Without the pictures, set down every line of the data exactly.

##############################

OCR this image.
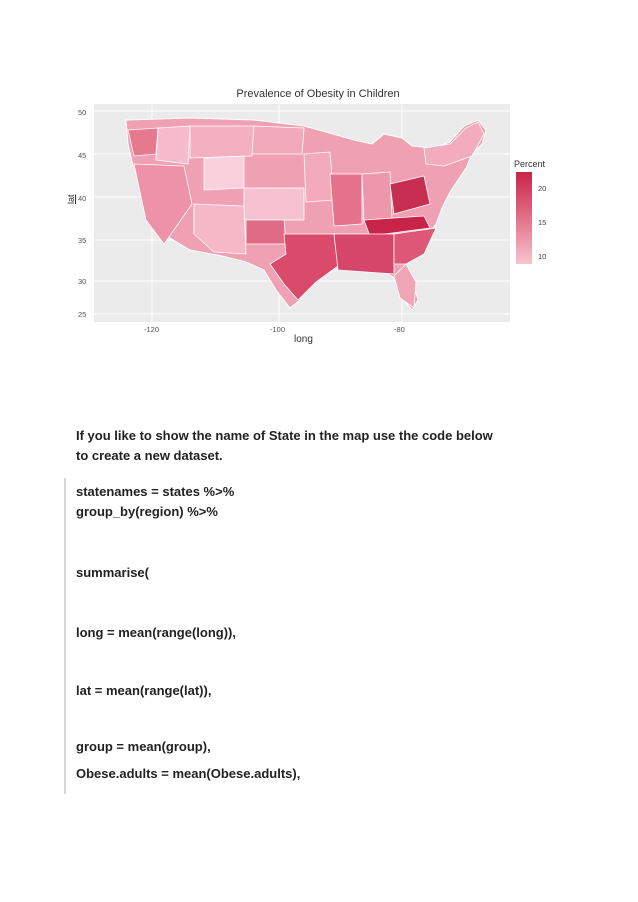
Prevalence of Obesity in Children
lat
50
45
40
35
30
25
-120	-100	-80
long
Percent
20
15
10
If you like to show the name of State in the map use the code below
to create a new dataset.
statenames = states %>%
group_by(region) %>%
summarise(
long = mean(range(long)),
lat = mean(range(lat)),
group = mean(group),
Obese.adults = mean(Obese.adults),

##############################

**Solution:**
OCR this image.
Prevalence of Obesity in Children
lat
50
45
40
35
30
25
-120	-100	-80
long
Percent
20
15
10
If you like to show the name of State in the map use the code below
to create a new dataset.
statenames = states %>%
group_by(region) %>%
summarise(
long = mean(range(long)),
lat = mean(range(lat)),
group = mean(group),
Obese.adults = mean(Obese.adults),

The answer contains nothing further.